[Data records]

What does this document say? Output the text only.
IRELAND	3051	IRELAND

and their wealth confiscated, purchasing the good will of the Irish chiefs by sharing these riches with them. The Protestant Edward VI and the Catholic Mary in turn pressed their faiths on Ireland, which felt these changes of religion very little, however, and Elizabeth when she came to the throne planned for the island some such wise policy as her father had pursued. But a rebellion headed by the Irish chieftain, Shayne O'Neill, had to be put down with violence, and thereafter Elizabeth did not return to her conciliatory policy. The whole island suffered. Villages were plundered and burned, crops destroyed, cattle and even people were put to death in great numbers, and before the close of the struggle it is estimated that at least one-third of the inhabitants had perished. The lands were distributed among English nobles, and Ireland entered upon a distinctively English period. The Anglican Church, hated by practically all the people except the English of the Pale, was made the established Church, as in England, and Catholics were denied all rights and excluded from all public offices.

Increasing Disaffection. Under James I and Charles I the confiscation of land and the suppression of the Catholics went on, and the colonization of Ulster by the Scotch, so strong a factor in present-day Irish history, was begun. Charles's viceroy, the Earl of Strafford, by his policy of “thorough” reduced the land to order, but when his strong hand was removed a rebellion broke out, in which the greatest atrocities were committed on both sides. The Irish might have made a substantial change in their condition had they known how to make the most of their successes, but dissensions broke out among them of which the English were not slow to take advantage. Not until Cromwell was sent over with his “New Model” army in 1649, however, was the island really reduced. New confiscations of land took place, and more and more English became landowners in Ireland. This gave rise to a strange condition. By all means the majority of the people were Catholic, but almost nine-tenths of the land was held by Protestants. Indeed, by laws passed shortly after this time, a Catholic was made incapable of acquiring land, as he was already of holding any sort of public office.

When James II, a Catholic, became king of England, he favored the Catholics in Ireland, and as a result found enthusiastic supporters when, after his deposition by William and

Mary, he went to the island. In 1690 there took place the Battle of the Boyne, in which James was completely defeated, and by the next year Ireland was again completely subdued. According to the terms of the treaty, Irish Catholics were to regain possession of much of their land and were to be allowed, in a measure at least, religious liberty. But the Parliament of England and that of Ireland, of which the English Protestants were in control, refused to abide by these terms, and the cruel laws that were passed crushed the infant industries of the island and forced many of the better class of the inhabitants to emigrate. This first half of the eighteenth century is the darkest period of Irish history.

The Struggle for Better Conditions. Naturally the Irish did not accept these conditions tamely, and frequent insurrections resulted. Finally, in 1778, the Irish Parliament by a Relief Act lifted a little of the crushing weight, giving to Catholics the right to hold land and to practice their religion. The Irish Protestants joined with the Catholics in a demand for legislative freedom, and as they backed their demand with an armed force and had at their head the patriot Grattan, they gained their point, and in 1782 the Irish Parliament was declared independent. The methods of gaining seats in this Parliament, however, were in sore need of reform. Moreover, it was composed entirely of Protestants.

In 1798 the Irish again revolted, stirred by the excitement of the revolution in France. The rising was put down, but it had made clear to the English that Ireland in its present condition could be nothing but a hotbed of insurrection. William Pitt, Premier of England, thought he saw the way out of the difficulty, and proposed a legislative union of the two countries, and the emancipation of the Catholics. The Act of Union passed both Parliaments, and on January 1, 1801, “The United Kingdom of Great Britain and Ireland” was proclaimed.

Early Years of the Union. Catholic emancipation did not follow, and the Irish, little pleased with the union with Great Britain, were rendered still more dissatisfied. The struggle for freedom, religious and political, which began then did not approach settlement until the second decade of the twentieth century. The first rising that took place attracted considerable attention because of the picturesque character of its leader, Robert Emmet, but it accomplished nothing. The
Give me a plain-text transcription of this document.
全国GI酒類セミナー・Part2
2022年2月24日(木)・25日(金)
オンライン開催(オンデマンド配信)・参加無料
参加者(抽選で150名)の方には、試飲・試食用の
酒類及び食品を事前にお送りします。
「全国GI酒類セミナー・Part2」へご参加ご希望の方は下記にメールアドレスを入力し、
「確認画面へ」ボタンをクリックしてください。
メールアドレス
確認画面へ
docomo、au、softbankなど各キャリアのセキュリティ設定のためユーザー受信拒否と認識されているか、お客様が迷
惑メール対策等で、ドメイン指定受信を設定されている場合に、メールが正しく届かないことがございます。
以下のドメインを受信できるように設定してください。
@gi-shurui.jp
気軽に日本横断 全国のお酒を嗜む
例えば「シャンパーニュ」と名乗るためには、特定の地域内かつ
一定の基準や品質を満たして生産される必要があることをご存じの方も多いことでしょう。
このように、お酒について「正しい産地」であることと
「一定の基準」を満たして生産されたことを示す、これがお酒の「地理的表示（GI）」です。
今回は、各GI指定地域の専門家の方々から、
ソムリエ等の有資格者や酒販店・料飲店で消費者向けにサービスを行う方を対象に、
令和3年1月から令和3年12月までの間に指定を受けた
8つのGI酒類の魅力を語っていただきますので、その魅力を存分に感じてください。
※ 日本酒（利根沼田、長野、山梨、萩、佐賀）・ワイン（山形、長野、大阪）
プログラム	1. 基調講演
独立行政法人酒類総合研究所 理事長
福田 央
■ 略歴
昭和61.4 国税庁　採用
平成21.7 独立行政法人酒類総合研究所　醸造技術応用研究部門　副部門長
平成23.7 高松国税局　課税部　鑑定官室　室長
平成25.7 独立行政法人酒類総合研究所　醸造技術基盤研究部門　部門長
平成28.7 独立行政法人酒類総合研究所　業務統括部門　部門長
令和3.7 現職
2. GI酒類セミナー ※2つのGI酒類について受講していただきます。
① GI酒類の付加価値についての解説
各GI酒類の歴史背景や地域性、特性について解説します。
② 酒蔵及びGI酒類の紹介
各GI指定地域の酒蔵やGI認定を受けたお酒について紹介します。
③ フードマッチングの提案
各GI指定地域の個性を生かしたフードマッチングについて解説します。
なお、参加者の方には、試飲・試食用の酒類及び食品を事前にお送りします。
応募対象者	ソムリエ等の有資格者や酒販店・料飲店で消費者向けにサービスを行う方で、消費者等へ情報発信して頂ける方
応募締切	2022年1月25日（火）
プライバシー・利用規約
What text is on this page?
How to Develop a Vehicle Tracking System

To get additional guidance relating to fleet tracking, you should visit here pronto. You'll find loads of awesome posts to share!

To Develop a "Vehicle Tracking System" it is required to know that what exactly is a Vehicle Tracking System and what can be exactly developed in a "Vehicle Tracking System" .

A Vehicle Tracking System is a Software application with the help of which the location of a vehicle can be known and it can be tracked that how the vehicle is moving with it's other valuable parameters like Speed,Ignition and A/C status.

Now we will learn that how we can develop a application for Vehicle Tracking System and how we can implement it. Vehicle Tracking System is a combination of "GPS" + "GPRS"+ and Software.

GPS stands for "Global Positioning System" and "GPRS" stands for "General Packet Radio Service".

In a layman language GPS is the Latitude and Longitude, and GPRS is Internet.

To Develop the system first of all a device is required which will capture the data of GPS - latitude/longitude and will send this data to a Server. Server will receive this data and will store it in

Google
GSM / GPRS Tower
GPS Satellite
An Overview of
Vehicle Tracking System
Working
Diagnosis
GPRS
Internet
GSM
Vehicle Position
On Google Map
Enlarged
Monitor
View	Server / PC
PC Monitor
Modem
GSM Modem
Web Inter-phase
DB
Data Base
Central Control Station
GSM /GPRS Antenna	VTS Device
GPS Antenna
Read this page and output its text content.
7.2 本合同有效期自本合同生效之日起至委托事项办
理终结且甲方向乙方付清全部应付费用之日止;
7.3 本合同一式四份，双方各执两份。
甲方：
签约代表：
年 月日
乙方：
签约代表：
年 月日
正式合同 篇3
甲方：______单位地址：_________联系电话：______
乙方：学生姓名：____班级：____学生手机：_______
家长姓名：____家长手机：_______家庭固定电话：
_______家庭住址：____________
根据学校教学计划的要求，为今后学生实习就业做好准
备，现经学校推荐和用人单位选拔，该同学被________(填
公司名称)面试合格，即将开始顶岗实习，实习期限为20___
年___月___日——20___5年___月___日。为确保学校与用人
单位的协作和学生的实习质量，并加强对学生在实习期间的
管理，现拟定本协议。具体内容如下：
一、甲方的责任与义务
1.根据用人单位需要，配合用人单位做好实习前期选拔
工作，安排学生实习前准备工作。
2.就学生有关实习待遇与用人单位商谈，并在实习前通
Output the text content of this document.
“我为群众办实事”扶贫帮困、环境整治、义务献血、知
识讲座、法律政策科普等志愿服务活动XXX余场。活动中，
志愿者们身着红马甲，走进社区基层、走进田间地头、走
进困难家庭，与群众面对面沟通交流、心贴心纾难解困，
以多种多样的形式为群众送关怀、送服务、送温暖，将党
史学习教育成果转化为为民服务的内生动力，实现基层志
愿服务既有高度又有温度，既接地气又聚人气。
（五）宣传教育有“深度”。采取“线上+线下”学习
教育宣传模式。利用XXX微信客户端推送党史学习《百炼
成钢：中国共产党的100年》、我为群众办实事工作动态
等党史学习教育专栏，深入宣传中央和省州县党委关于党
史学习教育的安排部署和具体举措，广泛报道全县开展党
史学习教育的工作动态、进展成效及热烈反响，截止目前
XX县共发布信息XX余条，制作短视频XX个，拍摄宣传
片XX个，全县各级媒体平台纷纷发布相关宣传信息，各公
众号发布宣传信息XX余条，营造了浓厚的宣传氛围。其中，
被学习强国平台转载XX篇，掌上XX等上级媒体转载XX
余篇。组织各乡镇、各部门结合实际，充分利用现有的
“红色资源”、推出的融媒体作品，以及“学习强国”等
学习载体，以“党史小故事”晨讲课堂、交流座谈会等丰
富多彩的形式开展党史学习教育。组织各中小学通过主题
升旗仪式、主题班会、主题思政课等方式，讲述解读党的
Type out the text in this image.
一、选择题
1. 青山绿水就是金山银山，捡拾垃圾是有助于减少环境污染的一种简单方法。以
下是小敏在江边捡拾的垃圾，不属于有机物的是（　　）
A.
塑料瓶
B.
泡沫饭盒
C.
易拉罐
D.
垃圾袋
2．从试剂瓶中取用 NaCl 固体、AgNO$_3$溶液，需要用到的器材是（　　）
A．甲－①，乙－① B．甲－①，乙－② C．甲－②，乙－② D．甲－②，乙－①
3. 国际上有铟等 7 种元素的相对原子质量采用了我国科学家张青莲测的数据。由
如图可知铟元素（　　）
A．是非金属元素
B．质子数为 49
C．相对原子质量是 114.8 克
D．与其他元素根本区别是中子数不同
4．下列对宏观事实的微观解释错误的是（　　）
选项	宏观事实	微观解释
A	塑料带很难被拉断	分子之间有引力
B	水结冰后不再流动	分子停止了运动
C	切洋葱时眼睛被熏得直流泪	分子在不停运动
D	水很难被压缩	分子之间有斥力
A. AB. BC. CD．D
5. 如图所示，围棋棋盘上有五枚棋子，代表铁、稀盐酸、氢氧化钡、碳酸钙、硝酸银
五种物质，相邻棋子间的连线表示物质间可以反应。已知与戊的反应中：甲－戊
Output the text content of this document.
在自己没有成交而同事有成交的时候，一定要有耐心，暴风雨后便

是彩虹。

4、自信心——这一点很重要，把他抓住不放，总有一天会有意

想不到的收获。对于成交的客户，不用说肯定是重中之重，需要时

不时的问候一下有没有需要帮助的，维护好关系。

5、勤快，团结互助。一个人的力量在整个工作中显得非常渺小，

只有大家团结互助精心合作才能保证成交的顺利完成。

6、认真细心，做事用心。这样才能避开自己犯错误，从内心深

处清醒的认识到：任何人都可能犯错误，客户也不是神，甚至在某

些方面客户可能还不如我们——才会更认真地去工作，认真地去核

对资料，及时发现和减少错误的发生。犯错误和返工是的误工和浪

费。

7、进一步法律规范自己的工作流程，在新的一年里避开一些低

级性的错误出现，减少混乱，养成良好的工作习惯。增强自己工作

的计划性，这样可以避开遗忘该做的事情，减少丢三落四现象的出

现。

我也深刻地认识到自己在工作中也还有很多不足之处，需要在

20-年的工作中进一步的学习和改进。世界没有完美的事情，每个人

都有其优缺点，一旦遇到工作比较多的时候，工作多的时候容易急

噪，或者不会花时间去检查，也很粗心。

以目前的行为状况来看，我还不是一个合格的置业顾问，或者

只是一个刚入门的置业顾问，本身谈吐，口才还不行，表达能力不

Brief. From the data, pick out every line that includes "union".

The solution.
In 1798 the Irish again revolted, stirred by the excitement of the revolution in France. The rising was put down, but it had made clear to the English that Ireland in its present condition could be nothing but a hotbed of insurrection. William Pitt, Premier of England, thought he saw the way out of the difficulty, and proposed a legislative union of the two countries, and the emancipation of the Catholics. The Act of Union passed both Parliaments, and on January 1, 1801, “The United Kingdom of Great Britain and Ireland” was proclaimed.
Early Years of the Union. Catholic emancipation did not follow, and the Irish, little pleased with the union with Great Britain, were rendered still more dissatisfied. The struggle for freedom, religious and political, which began then did not approach settlement until the second decade of the twentieth century. The first rising that took place attracted considerable attention because of the picturesque character of its leader, Robert Emmet, but it accomplished nothing. The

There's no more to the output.